-- start Task inputs --
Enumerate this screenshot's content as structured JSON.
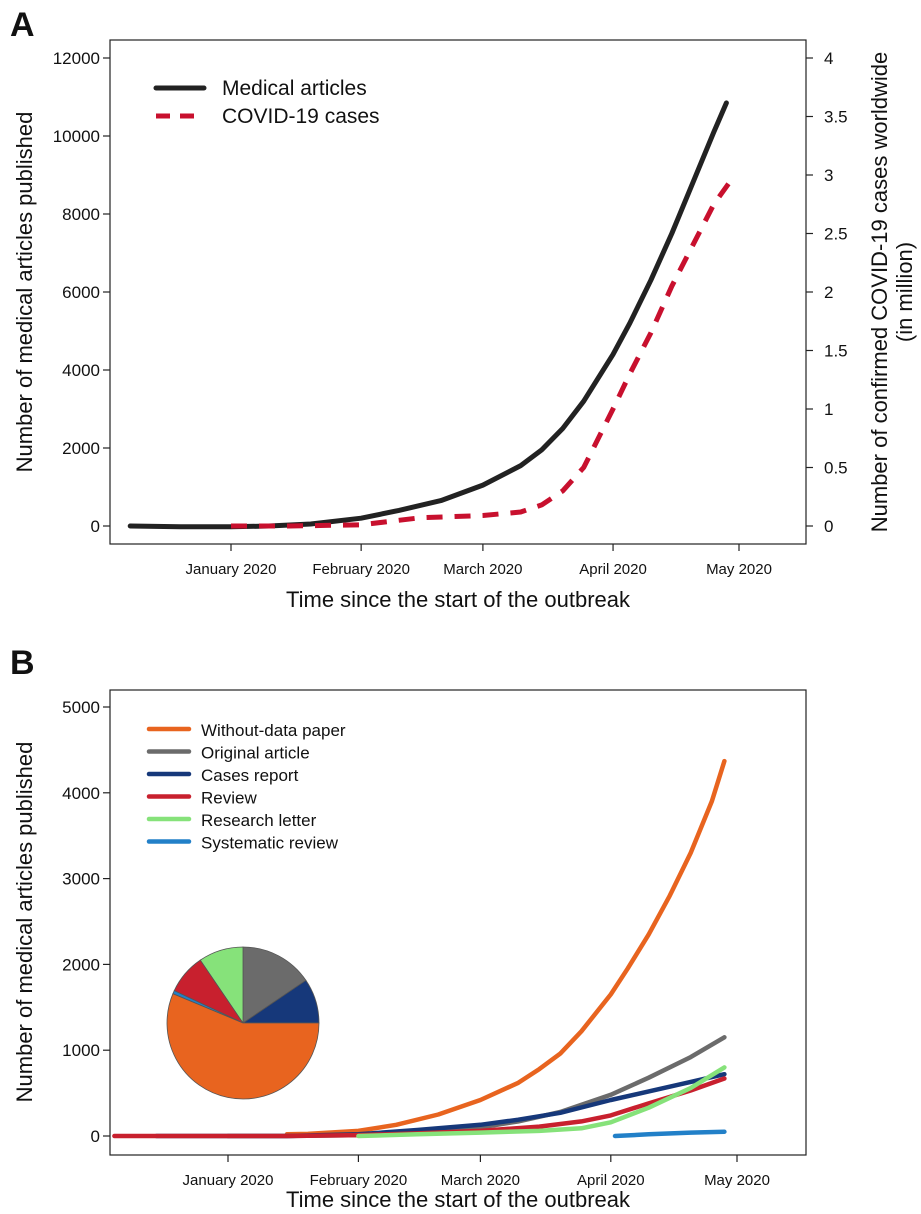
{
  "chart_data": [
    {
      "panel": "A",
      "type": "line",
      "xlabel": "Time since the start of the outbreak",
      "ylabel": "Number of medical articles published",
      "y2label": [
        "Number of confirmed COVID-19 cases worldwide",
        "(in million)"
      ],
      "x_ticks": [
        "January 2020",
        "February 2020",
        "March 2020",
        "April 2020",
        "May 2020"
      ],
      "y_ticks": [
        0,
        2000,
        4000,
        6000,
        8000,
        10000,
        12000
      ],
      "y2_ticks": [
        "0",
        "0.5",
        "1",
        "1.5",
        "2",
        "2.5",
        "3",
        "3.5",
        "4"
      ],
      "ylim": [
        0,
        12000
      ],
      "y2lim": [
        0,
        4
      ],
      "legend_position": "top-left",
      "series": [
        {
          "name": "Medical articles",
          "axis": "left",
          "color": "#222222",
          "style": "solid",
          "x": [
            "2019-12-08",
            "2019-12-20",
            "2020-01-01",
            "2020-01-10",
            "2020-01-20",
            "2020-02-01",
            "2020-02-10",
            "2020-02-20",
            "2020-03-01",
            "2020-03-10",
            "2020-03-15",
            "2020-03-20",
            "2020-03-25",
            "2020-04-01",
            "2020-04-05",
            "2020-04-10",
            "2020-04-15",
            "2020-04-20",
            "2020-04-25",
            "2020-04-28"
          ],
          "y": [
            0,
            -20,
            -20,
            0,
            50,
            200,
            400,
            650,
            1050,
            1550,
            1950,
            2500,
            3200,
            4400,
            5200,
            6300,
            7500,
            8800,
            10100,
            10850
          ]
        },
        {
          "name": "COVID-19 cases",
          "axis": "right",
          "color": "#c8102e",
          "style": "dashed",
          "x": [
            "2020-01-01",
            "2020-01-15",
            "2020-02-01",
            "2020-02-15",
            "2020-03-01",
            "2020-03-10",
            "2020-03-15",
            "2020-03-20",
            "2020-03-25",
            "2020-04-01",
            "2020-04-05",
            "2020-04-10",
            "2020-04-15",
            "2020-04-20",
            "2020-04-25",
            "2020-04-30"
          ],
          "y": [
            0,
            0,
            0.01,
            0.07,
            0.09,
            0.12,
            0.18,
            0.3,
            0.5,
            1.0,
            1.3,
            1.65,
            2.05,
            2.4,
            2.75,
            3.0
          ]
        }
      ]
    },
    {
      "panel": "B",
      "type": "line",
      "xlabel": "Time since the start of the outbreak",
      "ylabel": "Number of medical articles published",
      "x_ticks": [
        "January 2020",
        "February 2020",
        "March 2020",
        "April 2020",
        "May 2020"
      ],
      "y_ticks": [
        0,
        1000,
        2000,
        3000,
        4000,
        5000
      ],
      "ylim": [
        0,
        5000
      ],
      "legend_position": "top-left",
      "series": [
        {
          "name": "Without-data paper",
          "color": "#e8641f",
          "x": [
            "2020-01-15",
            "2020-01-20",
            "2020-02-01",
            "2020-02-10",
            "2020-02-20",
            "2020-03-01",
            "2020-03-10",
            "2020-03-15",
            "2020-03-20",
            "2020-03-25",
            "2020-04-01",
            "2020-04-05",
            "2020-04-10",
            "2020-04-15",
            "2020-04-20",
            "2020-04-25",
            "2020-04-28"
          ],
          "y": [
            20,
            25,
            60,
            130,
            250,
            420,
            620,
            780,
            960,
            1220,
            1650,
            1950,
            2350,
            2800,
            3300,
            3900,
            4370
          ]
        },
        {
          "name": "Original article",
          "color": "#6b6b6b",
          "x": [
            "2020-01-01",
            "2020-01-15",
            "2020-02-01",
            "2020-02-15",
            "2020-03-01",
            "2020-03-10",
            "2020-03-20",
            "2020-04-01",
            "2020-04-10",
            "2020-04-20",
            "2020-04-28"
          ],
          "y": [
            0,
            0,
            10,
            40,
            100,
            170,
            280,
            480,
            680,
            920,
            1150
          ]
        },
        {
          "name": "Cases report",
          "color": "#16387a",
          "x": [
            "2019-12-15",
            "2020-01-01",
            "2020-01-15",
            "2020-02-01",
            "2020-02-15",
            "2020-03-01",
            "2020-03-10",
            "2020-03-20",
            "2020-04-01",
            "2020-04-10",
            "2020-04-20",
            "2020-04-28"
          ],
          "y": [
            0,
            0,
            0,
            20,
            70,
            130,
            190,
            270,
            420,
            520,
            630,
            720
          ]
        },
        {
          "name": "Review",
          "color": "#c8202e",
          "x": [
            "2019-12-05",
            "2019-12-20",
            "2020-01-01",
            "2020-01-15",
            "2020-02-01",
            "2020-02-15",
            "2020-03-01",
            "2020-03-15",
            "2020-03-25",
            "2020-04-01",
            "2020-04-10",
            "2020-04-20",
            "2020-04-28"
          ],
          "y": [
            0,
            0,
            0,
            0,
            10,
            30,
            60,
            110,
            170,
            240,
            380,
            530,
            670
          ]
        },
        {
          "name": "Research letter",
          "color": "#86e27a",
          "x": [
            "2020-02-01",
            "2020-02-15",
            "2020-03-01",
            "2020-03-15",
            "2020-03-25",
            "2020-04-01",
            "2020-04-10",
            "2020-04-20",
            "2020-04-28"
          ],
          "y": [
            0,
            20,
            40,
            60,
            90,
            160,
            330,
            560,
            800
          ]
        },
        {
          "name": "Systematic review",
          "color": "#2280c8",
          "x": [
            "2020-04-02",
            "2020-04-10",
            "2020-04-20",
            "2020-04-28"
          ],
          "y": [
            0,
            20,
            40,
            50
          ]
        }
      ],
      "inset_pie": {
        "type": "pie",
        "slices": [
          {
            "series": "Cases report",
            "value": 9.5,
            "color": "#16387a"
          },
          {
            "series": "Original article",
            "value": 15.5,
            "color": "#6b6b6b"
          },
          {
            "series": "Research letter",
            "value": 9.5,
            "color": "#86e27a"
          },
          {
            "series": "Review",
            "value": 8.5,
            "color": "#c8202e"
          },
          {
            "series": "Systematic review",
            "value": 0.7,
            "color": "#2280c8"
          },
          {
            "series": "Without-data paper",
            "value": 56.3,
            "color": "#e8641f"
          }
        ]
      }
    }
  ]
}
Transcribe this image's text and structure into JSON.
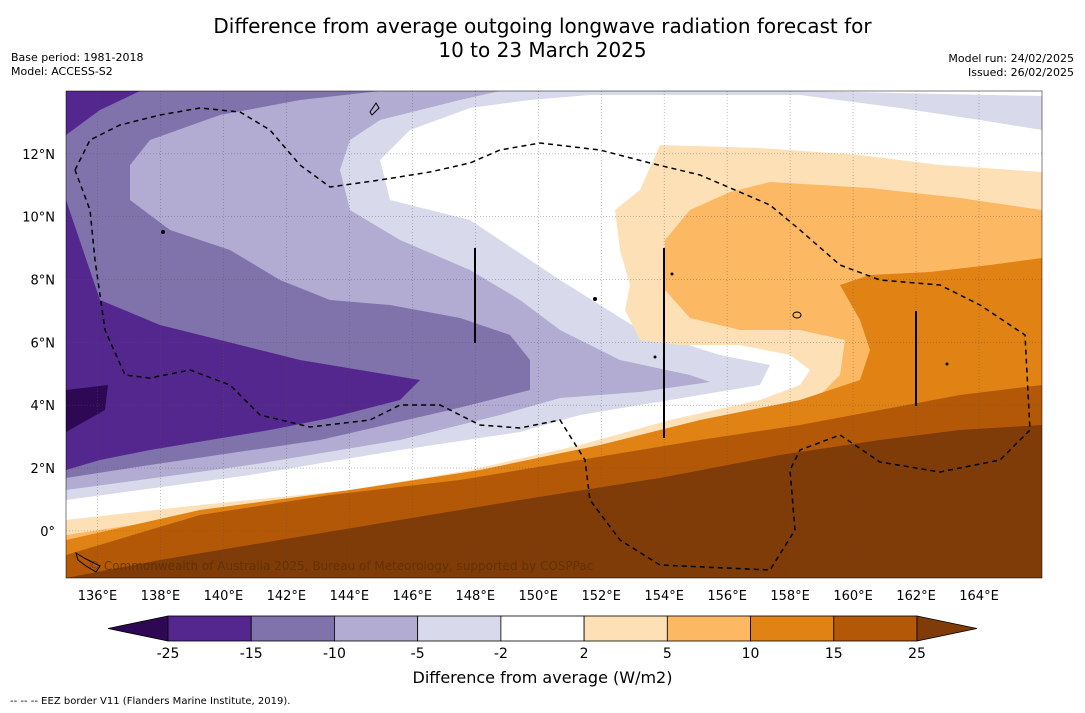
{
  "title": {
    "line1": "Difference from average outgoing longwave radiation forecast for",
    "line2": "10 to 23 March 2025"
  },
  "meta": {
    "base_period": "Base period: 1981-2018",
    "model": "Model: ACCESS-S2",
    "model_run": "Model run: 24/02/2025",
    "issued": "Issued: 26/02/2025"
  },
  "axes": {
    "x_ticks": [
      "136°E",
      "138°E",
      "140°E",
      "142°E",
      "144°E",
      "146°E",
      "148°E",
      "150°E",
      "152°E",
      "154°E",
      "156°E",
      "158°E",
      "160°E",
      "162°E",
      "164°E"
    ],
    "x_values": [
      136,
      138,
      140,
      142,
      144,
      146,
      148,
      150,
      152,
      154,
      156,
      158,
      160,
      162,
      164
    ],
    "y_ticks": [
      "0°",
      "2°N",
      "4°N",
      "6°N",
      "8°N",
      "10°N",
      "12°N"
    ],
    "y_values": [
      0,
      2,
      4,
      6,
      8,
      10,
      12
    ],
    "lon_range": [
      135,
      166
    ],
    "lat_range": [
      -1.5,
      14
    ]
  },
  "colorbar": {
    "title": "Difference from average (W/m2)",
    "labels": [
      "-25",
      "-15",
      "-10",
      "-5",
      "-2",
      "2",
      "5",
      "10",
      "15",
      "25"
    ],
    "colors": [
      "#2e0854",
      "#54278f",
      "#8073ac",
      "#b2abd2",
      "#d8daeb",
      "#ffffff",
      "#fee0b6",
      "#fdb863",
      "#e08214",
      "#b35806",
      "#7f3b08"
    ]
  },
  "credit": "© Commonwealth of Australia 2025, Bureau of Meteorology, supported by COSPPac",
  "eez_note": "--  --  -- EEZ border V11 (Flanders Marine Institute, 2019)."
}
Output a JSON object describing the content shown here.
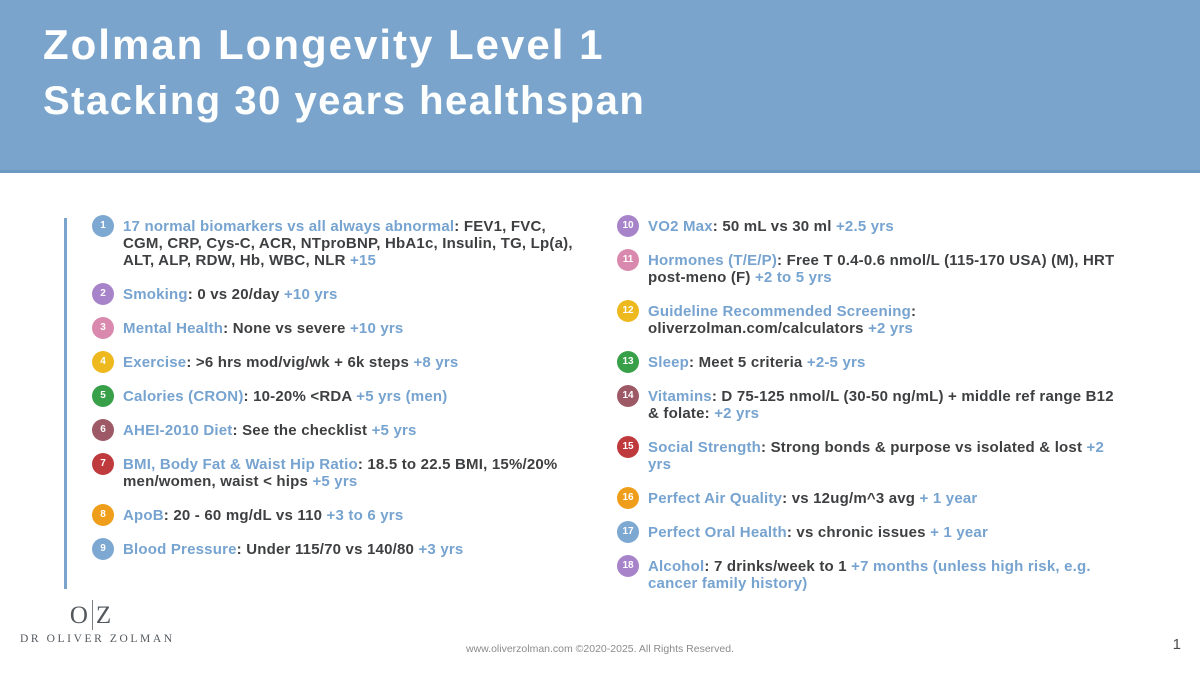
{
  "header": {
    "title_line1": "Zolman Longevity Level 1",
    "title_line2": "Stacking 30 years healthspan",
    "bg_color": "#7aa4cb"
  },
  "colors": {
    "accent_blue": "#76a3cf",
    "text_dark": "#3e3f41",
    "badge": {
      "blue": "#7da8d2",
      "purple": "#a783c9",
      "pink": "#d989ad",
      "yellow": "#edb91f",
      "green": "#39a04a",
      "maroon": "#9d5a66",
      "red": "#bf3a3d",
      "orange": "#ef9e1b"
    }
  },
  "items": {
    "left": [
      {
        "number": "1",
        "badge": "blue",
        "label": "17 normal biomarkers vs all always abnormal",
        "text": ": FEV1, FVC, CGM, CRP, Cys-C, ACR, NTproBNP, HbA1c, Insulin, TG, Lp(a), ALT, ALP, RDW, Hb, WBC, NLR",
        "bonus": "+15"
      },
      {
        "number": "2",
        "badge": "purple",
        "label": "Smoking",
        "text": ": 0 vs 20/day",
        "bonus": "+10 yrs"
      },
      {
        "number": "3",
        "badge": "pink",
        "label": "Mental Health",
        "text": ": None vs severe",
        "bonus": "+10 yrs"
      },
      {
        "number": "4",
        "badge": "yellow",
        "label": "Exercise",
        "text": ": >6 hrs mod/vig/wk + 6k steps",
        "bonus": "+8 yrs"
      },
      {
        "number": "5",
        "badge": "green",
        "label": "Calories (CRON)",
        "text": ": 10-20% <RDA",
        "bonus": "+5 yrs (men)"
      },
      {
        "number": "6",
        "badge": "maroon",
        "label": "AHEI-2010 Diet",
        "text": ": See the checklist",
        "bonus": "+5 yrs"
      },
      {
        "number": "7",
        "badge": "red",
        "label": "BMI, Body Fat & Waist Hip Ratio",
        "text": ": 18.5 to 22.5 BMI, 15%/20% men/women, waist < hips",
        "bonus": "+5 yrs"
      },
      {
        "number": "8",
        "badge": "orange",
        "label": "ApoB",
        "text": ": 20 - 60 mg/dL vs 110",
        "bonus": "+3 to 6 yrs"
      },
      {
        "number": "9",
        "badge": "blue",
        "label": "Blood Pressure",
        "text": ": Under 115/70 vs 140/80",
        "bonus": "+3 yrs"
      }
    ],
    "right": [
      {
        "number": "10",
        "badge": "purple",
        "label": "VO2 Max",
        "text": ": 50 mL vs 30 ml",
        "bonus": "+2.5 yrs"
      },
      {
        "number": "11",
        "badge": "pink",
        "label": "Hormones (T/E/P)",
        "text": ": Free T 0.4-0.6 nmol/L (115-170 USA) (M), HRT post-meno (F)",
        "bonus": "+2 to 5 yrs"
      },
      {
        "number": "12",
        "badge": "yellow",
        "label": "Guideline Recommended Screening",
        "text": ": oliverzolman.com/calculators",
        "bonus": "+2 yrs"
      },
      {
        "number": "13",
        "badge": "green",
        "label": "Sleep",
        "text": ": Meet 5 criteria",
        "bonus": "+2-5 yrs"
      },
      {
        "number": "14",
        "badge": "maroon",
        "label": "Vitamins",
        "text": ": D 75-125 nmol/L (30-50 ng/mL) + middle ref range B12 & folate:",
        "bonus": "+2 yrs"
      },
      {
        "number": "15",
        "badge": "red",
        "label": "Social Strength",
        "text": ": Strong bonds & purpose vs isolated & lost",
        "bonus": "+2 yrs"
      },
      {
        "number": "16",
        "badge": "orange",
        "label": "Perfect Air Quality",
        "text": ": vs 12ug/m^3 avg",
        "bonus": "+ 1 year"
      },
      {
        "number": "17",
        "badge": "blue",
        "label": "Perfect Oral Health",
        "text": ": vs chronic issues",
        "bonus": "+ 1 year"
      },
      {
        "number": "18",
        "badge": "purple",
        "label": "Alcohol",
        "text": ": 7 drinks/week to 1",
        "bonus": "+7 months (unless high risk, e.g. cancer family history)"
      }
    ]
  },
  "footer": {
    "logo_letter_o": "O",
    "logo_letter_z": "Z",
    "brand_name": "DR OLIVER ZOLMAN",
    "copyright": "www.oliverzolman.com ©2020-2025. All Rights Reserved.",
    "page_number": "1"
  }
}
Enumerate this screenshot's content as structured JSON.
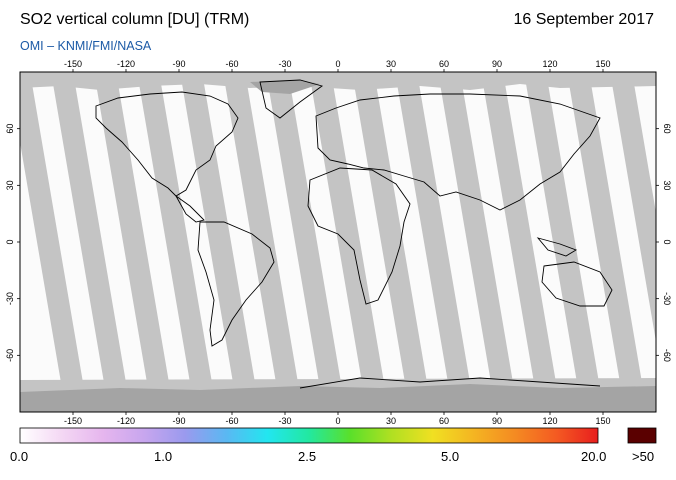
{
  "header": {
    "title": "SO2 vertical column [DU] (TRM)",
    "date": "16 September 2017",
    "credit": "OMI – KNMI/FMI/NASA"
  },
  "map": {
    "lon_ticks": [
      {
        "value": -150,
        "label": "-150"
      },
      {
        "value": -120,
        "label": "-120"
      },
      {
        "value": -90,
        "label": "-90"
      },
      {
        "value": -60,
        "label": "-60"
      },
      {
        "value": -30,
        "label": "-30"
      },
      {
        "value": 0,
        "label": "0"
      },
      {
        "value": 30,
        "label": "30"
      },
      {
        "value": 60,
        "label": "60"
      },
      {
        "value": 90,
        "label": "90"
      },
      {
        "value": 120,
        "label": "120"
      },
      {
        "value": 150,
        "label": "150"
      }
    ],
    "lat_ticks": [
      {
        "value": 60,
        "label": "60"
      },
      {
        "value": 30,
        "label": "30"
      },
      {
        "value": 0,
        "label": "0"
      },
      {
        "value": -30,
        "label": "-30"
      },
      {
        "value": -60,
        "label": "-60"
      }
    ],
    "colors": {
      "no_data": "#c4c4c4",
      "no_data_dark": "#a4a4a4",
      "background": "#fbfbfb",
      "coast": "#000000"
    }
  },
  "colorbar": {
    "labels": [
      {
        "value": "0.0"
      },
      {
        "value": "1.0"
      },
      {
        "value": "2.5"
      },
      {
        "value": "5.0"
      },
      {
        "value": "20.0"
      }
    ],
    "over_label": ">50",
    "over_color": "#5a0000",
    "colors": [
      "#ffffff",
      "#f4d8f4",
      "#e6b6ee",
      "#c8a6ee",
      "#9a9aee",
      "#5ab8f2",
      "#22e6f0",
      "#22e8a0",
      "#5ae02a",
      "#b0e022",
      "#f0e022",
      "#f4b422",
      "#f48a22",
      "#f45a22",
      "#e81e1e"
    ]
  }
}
-- end Task inputs --
- _Required work_:
Identify each line in the records above that contains the word "COVID", and copy it out in full.

- _Answer for the task_:
        "Number of confirmed COVID-19 cases worldwide",
          "name": "COVID-19 cases",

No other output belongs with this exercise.